WRITTEN PROBLEM
Copy out every line of the records below without changing anything.

Box coordinate listings
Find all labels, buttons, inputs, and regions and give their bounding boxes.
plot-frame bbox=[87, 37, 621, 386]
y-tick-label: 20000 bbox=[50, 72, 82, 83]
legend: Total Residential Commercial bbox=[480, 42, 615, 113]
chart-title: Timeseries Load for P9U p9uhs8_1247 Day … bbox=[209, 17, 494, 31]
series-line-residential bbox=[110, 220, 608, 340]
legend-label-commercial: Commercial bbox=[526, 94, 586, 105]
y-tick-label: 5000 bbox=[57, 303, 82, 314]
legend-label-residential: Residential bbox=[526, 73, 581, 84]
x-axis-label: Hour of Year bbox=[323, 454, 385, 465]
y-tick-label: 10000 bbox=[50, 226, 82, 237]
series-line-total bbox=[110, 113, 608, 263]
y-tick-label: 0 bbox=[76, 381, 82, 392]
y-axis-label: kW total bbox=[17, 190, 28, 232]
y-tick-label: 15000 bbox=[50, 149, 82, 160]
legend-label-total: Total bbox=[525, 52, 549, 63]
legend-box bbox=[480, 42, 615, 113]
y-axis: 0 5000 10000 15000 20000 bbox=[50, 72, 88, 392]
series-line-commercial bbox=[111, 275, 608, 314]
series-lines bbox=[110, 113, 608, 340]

SOLUTION FOR THIS EXERCISE
Find all labels, buttons, inputs, and regions and give their bounding boxes.
plot-frame bbox=[87, 37, 621, 386]
y-tick-label: 20000 bbox=[50, 72, 82, 83]
legend: Total Residential Commercial bbox=[480, 42, 615, 113]
chart-title: Timeseries Load for P9U p9uhs8_1247 Day … bbox=[209, 17, 494, 31]
series-line-residential bbox=[110, 220, 608, 340]
legend-label-commercial: Commercial bbox=[526, 94, 586, 105]
y-tick-label: 5000 bbox=[57, 303, 82, 314]
legend-label-residential: Residential bbox=[526, 73, 581, 84]
x-axis-label: Hour of Year bbox=[323, 454, 385, 465]
y-tick-label: 10000 bbox=[50, 226, 82, 237]
series-line-total bbox=[110, 113, 608, 263]
y-tick-label: 0 bbox=[76, 381, 82, 392]
y-axis-label: kW total bbox=[17, 190, 28, 232]
y-tick-label: 15000 bbox=[50, 149, 82, 160]
legend-label-total: Total bbox=[525, 52, 549, 63]
legend-box bbox=[480, 42, 615, 113]
y-axis: 0 5000 10000 15000 20000 bbox=[50, 72, 88, 392]
series-line-commercial bbox=[111, 275, 608, 314]
series-lines bbox=[110, 113, 608, 340]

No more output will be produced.